**What to work on:** Show each line from the listing that includes the word "JSON".

**Dataset records:**
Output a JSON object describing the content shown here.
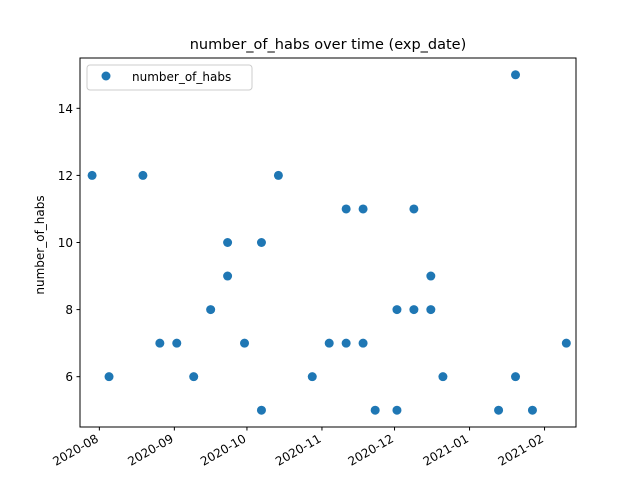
{
  "chart_data": {
    "type": "scatter",
    "title": "number_of_habs over time (exp_date)",
    "xlabel": "",
    "ylabel": "number_of_habs",
    "xlim": [
      "2020-07-24",
      "2021-02-14"
    ],
    "ylim": [
      4.5,
      15.5
    ],
    "x_ticks": [
      "2020-08",
      "2020-09",
      "2020-10",
      "2020-11",
      "2020-12",
      "2021-01",
      "2021-02"
    ],
    "y_ticks": [
      6,
      8,
      10,
      12,
      14
    ],
    "grid": false,
    "legend": {
      "position": "top-left",
      "entries": [
        "number_of_habs"
      ]
    },
    "color": "#1f77b4",
    "series": [
      {
        "name": "number_of_habs",
        "points": [
          {
            "x": "2020-07-29",
            "y": 12
          },
          {
            "x": "2020-08-05",
            "y": 6
          },
          {
            "x": "2020-08-19",
            "y": 12
          },
          {
            "x": "2020-08-26",
            "y": 7
          },
          {
            "x": "2020-09-02",
            "y": 7
          },
          {
            "x": "2020-09-09",
            "y": 6
          },
          {
            "x": "2020-09-16",
            "y": 8
          },
          {
            "x": "2020-09-23",
            "y": 10
          },
          {
            "x": "2020-09-23",
            "y": 9
          },
          {
            "x": "2020-09-30",
            "y": 7
          },
          {
            "x": "2020-10-07",
            "y": 10
          },
          {
            "x": "2020-10-07",
            "y": 5
          },
          {
            "x": "2020-10-14",
            "y": 12
          },
          {
            "x": "2020-10-28",
            "y": 6
          },
          {
            "x": "2020-11-04",
            "y": 7
          },
          {
            "x": "2020-11-11",
            "y": 11
          },
          {
            "x": "2020-11-11",
            "y": 7
          },
          {
            "x": "2020-11-18",
            "y": 11
          },
          {
            "x": "2020-11-18",
            "y": 7
          },
          {
            "x": "2020-11-23",
            "y": 5
          },
          {
            "x": "2020-12-02",
            "y": 8
          },
          {
            "x": "2020-12-02",
            "y": 5
          },
          {
            "x": "2020-12-09",
            "y": 11
          },
          {
            "x": "2020-12-09",
            "y": 8
          },
          {
            "x": "2020-12-16",
            "y": 9
          },
          {
            "x": "2020-12-16",
            "y": 8
          },
          {
            "x": "2020-12-21",
            "y": 6
          },
          {
            "x": "2021-01-13",
            "y": 5
          },
          {
            "x": "2021-01-20",
            "y": 15
          },
          {
            "x": "2021-01-20",
            "y": 6
          },
          {
            "x": "2021-01-27",
            "y": 5
          },
          {
            "x": "2021-02-10",
            "y": 7
          }
        ]
      }
    ]
  }
}
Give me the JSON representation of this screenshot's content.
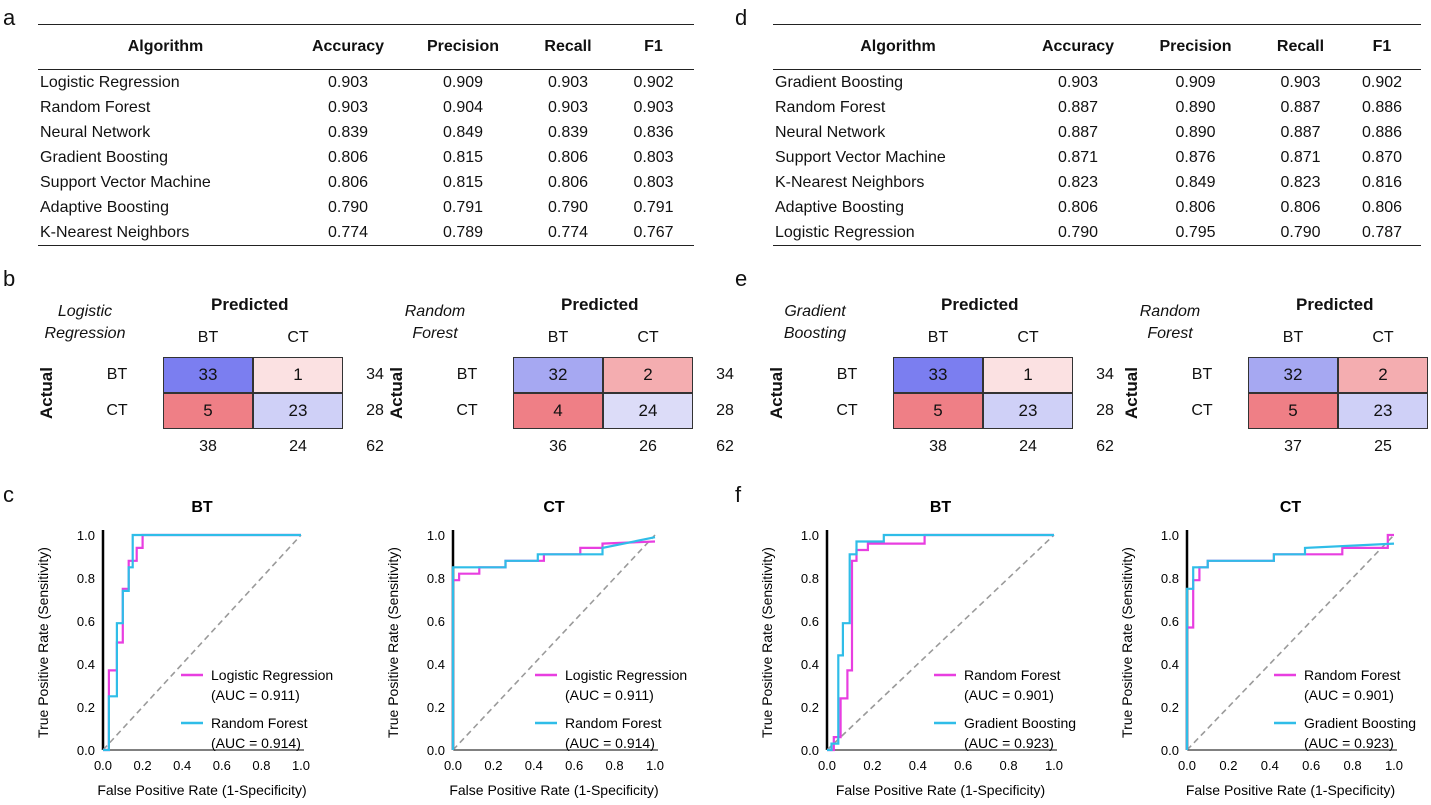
{
  "panels": {
    "a": "a",
    "b": "b",
    "c": "c",
    "d": "d",
    "e": "e",
    "f": "f"
  },
  "tables": [
    {
      "headers": [
        "Algorithm",
        "Accuracy",
        "Precision",
        "Recall",
        "F1"
      ],
      "rows": [
        [
          "Logistic Regression",
          "0.903",
          "0.909",
          "0.903",
          "0.902"
        ],
        [
          "Random Forest",
          "0.903",
          "0.904",
          "0.903",
          "0.903"
        ],
        [
          "Neural Network",
          "0.839",
          "0.849",
          "0.839",
          "0.836"
        ],
        [
          "Gradient Boosting",
          "0.806",
          "0.815",
          "0.806",
          "0.803"
        ],
        [
          "Support Vector Machine",
          "0.806",
          "0.815",
          "0.806",
          "0.803"
        ],
        [
          "Adaptive Boosting",
          "0.790",
          "0.791",
          "0.790",
          "0.791"
        ],
        [
          "K-Nearest Neighbors",
          "0.774",
          "0.789",
          "0.774",
          "0.767"
        ]
      ]
    },
    {
      "headers": [
        "Algorithm",
        "Accuracy",
        "Precision",
        "Recall",
        "F1"
      ],
      "rows": [
        [
          "Gradient Boosting",
          "0.903",
          "0.909",
          "0.903",
          "0.902"
        ],
        [
          "Random Forest",
          "0.887",
          "0.890",
          "0.887",
          "0.886"
        ],
        [
          "Neural Network",
          "0.887",
          "0.890",
          "0.887",
          "0.886"
        ],
        [
          "Support Vector Machine",
          "0.871",
          "0.876",
          "0.871",
          "0.870"
        ],
        [
          "K-Nearest Neighbors",
          "0.823",
          "0.849",
          "0.823",
          "0.816"
        ],
        [
          "Adaptive Boosting",
          "0.806",
          "0.806",
          "0.806",
          "0.806"
        ],
        [
          "Logistic Regression",
          "0.790",
          "0.795",
          "0.790",
          "0.787"
        ]
      ]
    }
  ],
  "confusion_common": {
    "predicted": "Predicted",
    "actual": "Actual",
    "classes": [
      "BT",
      "CT"
    ]
  },
  "confusion": [
    {
      "model": [
        "Logistic",
        "Regression"
      ],
      "cells": [
        [
          "33",
          "1"
        ],
        [
          "5",
          "23"
        ]
      ],
      "row_totals": [
        "34",
        "28"
      ],
      "col_totals": [
        "38",
        "24"
      ],
      "total": "62"
    },
    {
      "model": [
        "Random",
        "Forest"
      ],
      "cells": [
        [
          "32",
          "2"
        ],
        [
          "4",
          "24"
        ]
      ],
      "row_totals": [
        "34",
        "28"
      ],
      "col_totals": [
        "36",
        "26"
      ],
      "total": "62"
    },
    {
      "model": [
        "Gradient",
        "Boosting"
      ],
      "cells": [
        [
          "33",
          "1"
        ],
        [
          "5",
          "23"
        ]
      ],
      "row_totals": [
        "34",
        "28"
      ],
      "col_totals": [
        "38",
        "24"
      ],
      "total": "62"
    },
    {
      "model": [
        "Random",
        "Forest"
      ],
      "cells": [
        [
          "32",
          "2"
        ],
        [
          "5",
          "23"
        ]
      ],
      "row_totals": [
        "34",
        "28"
      ],
      "col_totals": [
        "37",
        "25"
      ],
      "total": "62"
    }
  ],
  "colors": {
    "blue_strong": "#7b7ef0",
    "blue_mid": "#a6a8f2",
    "blue_light": "#cfd0f7",
    "blue_pale": "#dcdcf8",
    "red_strong": "#ef7f86",
    "red_mid": "#f4adb0",
    "red_pale": "#fbe1e2",
    "magenta": "#e83ee0",
    "cyan": "#2fbde8",
    "diagonal": "#9a9a9a"
  },
  "chart_data": [
    {
      "type": "line",
      "title": "BT",
      "xlabel": "False Positive Rate (1-Specificity)",
      "ylabel": "True Positive Rate (Sensitivity)",
      "xlim": [
        0,
        1
      ],
      "ylim": [
        0,
        1
      ],
      "xticks": [
        "0.0",
        "0.2",
        "0.4",
        "0.6",
        "0.8",
        "1.0"
      ],
      "yticks": [
        "0.0",
        "0.2",
        "0.4",
        "0.6",
        "0.8",
        "1.0"
      ],
      "legend": "bottom-right",
      "series": [
        {
          "name": "Logistic Regression",
          "auc_label": "(AUC = 0.911)",
          "color": "magenta",
          "x": [
            0,
            0.03,
            0.03,
            0.07,
            0.07,
            0.1,
            0.1,
            0.13,
            0.13,
            0.17,
            0.17,
            0.2,
            0.2,
            1.0
          ],
          "y": [
            0,
            0,
            0.37,
            0.37,
            0.5,
            0.5,
            0.75,
            0.75,
            0.88,
            0.88,
            0.94,
            0.94,
            1.0,
            1.0
          ]
        },
        {
          "name": "Random Forest",
          "auc_label": "(AUC = 0.914)",
          "color": "cyan",
          "x": [
            0,
            0.03,
            0.03,
            0.07,
            0.07,
            0.1,
            0.1,
            0.13,
            0.13,
            0.15,
            0.15,
            1.0
          ],
          "y": [
            0,
            0,
            0.25,
            0.25,
            0.59,
            0.59,
            0.74,
            0.74,
            0.85,
            0.85,
            1.0,
            1.0
          ]
        }
      ]
    },
    {
      "type": "line",
      "title": "CT",
      "xlabel": "False Positive Rate (1-Specificity)",
      "ylabel": "True Positive Rate (Sensitivity)",
      "xlim": [
        0,
        1
      ],
      "ylim": [
        0,
        1
      ],
      "xticks": [
        "0.0",
        "0.2",
        "0.4",
        "0.6",
        "0.8",
        "1.0"
      ],
      "yticks": [
        "0.0",
        "0.2",
        "0.4",
        "0.6",
        "0.8",
        "1.0"
      ],
      "legend": "bottom-right",
      "series": [
        {
          "name": "Logistic Regression",
          "auc_label": "(AUC = 0.911)",
          "color": "magenta",
          "x": [
            0,
            0.0,
            0.03,
            0.03,
            0.13,
            0.13,
            0.26,
            0.26,
            0.45,
            0.45,
            0.63,
            0.63,
            0.74,
            0.74,
            1.0
          ],
          "y": [
            0,
            0.79,
            0.79,
            0.82,
            0.82,
            0.85,
            0.85,
            0.88,
            0.88,
            0.91,
            0.91,
            0.94,
            0.94,
            0.96,
            0.97
          ]
        },
        {
          "name": "Random Forest",
          "auc_label": "(AUC = 0.914)",
          "color": "cyan",
          "x": [
            0,
            0.0,
            0.26,
            0.26,
            0.42,
            0.42,
            0.74,
            0.74,
            1.0
          ],
          "y": [
            0,
            0.85,
            0.85,
            0.88,
            0.88,
            0.91,
            0.91,
            0.94,
            0.99
          ]
        }
      ]
    },
    {
      "type": "line",
      "title": "BT",
      "xlabel": "False Positive Rate (1-Specificity)",
      "ylabel": "True Positive Rate (Sensitivity)",
      "xlim": [
        0,
        1
      ],
      "ylim": [
        0,
        1
      ],
      "xticks": [
        "0.0",
        "0.2",
        "0.4",
        "0.6",
        "0.8",
        "1.0"
      ],
      "yticks": [
        "0.0",
        "0.2",
        "0.4",
        "0.6",
        "0.8",
        "1.0"
      ],
      "legend": "bottom-right",
      "series": [
        {
          "name": "Random Forest",
          "auc_label": "(AUC = 0.901)",
          "color": "magenta",
          "x": [
            0,
            0.03,
            0.03,
            0.06,
            0.06,
            0.09,
            0.09,
            0.11,
            0.11,
            0.13,
            0.13,
            0.18,
            0.18,
            0.43,
            0.43,
            1.0
          ],
          "y": [
            0,
            0,
            0.06,
            0.06,
            0.24,
            0.24,
            0.37,
            0.37,
            0.88,
            0.88,
            0.93,
            0.93,
            0.96,
            0.96,
            1.0,
            1.0
          ]
        },
        {
          "name": "Gradient Boosting",
          "auc_label": "(AUC = 0.923)",
          "color": "cyan",
          "x": [
            0,
            0.02,
            0.02,
            0.05,
            0.05,
            0.07,
            0.07,
            0.1,
            0.1,
            0.13,
            0.13,
            0.25,
            0.25,
            1.0
          ],
          "y": [
            0,
            0,
            0.03,
            0.03,
            0.44,
            0.44,
            0.59,
            0.59,
            0.91,
            0.91,
            0.97,
            0.97,
            1.0,
            1.0
          ]
        }
      ]
    },
    {
      "type": "line",
      "title": "CT",
      "xlabel": "False Positive Rate (1-Specificity)",
      "ylabel": "True Positive Rate (Sensitivity)",
      "xlim": [
        0,
        1
      ],
      "ylim": [
        0,
        1
      ],
      "xticks": [
        "0.0",
        "0.2",
        "0.4",
        "0.6",
        "0.8",
        "1.0"
      ],
      "yticks": [
        "0.0",
        "0.2",
        "0.4",
        "0.6",
        "0.8",
        "1.0"
      ],
      "legend": "bottom-right",
      "series": [
        {
          "name": "Random Forest",
          "auc_label": "(AUC = 0.901)",
          "color": "magenta",
          "x": [
            0,
            0.0,
            0.03,
            0.03,
            0.06,
            0.06,
            0.1,
            0.1,
            0.42,
            0.42,
            0.75,
            0.75,
            0.97,
            0.97,
            1.0
          ],
          "y": [
            0,
            0.57,
            0.57,
            0.79,
            0.79,
            0.85,
            0.85,
            0.88,
            0.88,
            0.91,
            0.91,
            0.94,
            0.94,
            1.0,
            1.0
          ]
        },
        {
          "name": "Gradient Boosting",
          "auc_label": "(AUC = 0.923)",
          "color": "cyan",
          "x": [
            0,
            0.0,
            0.03,
            0.03,
            0.1,
            0.1,
            0.42,
            0.42,
            0.57,
            0.57,
            1.0
          ],
          "y": [
            0,
            0.75,
            0.75,
            0.85,
            0.85,
            0.88,
            0.88,
            0.91,
            0.91,
            0.94,
            0.96
          ]
        }
      ]
    }
  ]
}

**Full response:**
Output a JSON object describing the content shown here.
Give me the JSON representation of this screenshot's content.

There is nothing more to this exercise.